● **What is expected**
Find every line in the records below that contains the word "QuickStyles", and copy each such line.

● **Data supplied**
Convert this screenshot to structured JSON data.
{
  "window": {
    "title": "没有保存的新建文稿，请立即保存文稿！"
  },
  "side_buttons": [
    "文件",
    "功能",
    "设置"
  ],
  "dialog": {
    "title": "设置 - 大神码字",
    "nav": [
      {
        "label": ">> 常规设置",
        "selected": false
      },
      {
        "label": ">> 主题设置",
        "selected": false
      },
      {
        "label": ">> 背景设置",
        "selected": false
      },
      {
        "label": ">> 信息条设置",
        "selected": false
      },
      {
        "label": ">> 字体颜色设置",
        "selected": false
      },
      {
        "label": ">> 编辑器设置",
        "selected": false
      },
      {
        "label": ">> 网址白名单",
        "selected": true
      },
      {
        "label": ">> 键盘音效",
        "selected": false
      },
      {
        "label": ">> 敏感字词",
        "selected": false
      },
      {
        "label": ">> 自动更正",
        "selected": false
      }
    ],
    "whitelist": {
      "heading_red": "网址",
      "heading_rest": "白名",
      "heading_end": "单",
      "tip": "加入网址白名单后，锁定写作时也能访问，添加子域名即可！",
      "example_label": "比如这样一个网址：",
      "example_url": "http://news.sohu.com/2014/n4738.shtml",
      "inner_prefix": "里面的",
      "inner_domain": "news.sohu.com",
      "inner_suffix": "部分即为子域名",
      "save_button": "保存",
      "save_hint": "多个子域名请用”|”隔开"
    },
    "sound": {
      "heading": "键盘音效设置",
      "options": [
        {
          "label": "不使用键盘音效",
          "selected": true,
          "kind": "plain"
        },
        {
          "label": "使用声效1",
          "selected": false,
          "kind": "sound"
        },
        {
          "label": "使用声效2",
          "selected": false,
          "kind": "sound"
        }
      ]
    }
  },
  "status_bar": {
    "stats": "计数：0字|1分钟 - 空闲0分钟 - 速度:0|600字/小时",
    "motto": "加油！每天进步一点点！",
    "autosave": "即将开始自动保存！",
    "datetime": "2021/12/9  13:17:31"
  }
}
...
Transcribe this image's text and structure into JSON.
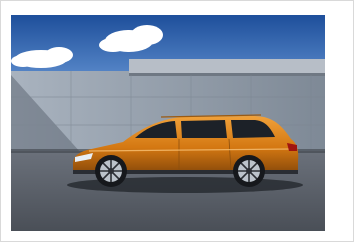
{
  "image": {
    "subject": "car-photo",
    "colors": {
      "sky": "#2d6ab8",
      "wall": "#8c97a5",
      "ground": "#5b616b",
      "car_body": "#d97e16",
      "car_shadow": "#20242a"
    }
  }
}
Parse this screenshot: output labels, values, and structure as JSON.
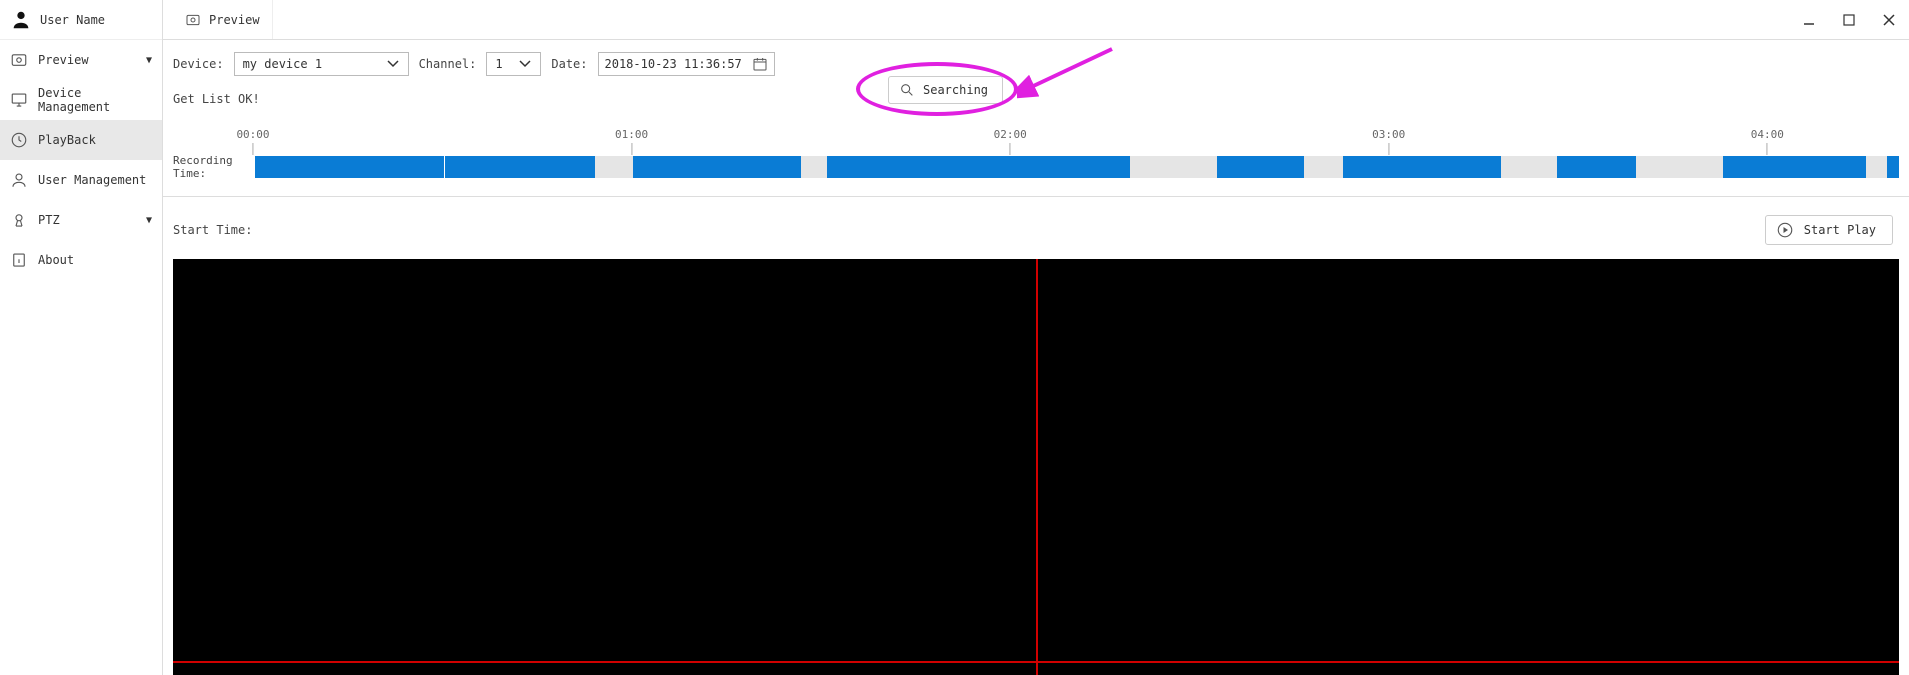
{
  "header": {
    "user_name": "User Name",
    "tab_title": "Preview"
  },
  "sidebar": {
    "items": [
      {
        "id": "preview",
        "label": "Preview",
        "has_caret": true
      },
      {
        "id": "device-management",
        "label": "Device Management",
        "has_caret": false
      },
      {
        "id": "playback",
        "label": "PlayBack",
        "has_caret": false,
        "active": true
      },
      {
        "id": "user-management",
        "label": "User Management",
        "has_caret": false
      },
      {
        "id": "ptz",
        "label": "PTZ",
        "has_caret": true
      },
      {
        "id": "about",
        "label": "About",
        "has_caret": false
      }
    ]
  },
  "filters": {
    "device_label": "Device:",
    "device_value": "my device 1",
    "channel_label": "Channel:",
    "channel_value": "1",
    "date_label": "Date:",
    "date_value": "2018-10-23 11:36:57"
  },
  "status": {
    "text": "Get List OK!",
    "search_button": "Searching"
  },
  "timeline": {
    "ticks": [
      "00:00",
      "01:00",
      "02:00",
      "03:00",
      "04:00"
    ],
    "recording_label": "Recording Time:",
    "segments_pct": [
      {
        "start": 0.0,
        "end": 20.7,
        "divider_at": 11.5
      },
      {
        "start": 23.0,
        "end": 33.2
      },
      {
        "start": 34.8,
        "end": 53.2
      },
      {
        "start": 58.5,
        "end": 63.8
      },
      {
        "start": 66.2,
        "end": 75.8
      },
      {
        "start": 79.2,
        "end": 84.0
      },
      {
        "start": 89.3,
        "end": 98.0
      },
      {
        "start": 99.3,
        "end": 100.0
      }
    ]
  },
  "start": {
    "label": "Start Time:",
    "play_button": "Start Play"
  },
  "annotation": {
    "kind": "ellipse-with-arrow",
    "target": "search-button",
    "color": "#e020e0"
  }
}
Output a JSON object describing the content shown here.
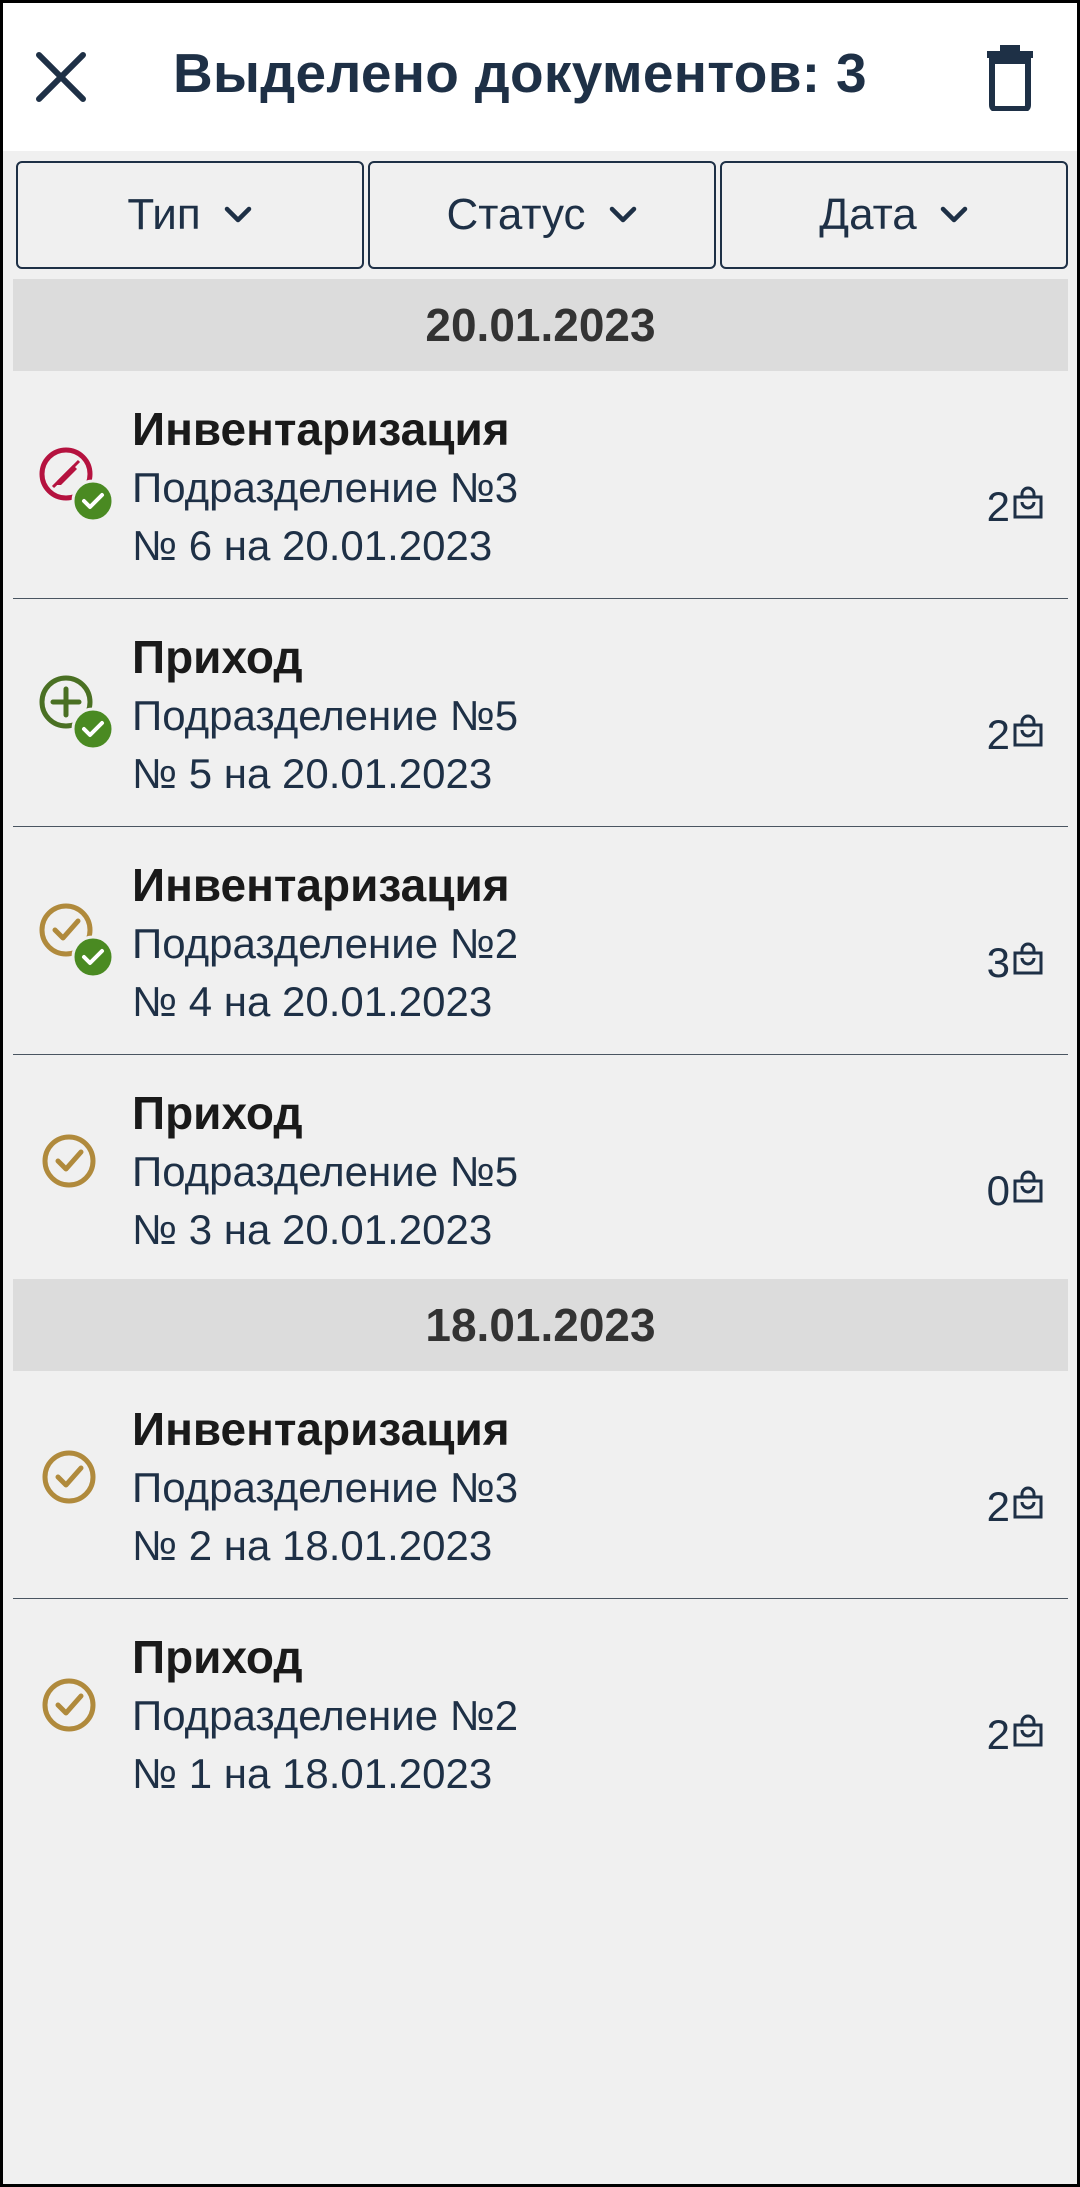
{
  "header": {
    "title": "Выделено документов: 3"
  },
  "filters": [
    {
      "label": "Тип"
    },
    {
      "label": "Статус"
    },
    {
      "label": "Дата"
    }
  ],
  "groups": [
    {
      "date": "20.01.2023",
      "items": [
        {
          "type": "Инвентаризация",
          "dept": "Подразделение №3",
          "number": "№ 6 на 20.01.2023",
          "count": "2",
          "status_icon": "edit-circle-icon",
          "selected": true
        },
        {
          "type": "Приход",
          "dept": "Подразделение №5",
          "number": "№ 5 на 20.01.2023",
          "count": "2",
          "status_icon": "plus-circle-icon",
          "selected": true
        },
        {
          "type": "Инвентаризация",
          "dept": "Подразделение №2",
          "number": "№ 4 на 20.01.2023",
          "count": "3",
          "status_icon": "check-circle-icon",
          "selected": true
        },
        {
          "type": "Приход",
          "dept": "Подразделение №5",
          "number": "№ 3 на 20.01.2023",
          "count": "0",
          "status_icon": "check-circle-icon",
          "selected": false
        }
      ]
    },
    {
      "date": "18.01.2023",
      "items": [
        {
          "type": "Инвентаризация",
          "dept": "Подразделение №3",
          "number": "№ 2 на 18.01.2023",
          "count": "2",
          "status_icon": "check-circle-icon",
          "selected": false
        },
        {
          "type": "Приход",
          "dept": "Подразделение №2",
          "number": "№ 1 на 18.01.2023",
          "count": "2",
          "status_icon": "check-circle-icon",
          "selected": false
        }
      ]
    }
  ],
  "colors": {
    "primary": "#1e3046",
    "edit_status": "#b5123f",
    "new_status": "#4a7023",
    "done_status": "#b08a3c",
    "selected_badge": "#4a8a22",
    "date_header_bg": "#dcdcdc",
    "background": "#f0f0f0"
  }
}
* * *
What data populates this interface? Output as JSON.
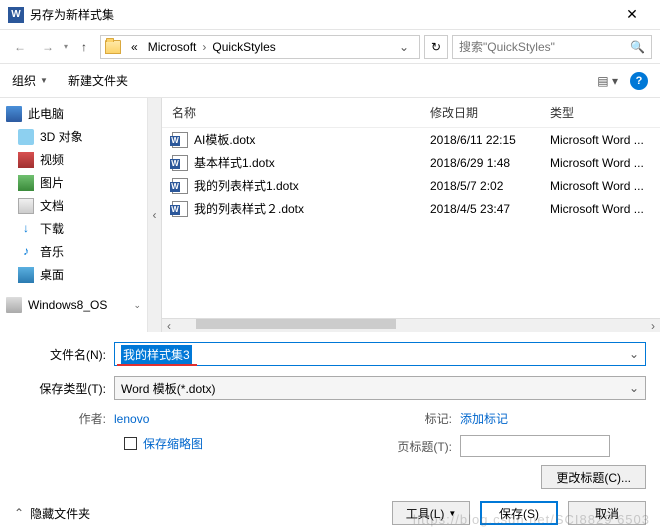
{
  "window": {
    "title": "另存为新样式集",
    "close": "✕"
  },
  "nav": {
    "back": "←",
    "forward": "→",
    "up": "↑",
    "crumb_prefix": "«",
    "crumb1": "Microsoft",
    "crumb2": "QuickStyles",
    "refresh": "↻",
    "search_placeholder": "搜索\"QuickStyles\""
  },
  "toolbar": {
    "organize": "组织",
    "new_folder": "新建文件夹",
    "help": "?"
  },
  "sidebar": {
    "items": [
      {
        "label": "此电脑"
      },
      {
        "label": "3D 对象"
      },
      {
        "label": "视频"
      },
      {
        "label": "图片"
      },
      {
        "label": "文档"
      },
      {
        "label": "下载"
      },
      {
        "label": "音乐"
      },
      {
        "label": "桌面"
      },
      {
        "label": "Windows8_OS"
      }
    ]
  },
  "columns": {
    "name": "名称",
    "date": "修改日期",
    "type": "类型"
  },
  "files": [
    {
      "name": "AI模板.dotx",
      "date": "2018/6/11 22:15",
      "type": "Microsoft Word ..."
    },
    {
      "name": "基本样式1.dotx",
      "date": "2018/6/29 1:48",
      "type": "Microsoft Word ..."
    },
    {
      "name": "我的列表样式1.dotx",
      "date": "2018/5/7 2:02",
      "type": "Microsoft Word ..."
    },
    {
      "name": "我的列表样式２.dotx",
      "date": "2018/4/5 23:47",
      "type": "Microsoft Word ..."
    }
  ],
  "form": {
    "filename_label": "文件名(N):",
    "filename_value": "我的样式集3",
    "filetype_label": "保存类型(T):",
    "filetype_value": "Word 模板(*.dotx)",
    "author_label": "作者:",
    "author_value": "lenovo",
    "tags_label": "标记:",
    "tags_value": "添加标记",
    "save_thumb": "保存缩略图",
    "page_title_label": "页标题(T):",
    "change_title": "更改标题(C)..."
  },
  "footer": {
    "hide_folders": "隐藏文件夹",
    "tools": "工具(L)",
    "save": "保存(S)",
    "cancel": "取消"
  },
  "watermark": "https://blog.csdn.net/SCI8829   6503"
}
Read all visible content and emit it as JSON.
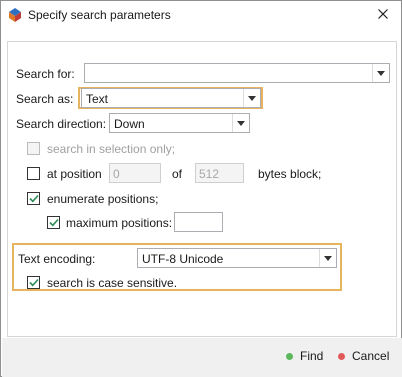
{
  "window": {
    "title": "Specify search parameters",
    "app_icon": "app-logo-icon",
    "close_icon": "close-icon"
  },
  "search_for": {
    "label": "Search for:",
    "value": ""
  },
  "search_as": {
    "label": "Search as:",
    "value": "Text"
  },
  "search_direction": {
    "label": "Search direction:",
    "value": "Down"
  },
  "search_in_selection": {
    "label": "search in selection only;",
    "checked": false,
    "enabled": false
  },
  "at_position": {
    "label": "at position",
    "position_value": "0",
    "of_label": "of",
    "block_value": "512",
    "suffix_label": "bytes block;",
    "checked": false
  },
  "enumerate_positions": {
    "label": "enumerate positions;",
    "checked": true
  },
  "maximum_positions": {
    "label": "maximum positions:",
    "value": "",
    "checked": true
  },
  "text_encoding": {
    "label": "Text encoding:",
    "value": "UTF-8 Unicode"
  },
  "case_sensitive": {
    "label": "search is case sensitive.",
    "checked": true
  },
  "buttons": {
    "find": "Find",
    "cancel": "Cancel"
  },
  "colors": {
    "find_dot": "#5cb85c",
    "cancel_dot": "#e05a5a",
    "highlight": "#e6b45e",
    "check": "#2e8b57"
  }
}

● **Answer to this task**
    "crumb2": "QuickStyles",
    "search_placeholder": "搜索\"QuickStyles\""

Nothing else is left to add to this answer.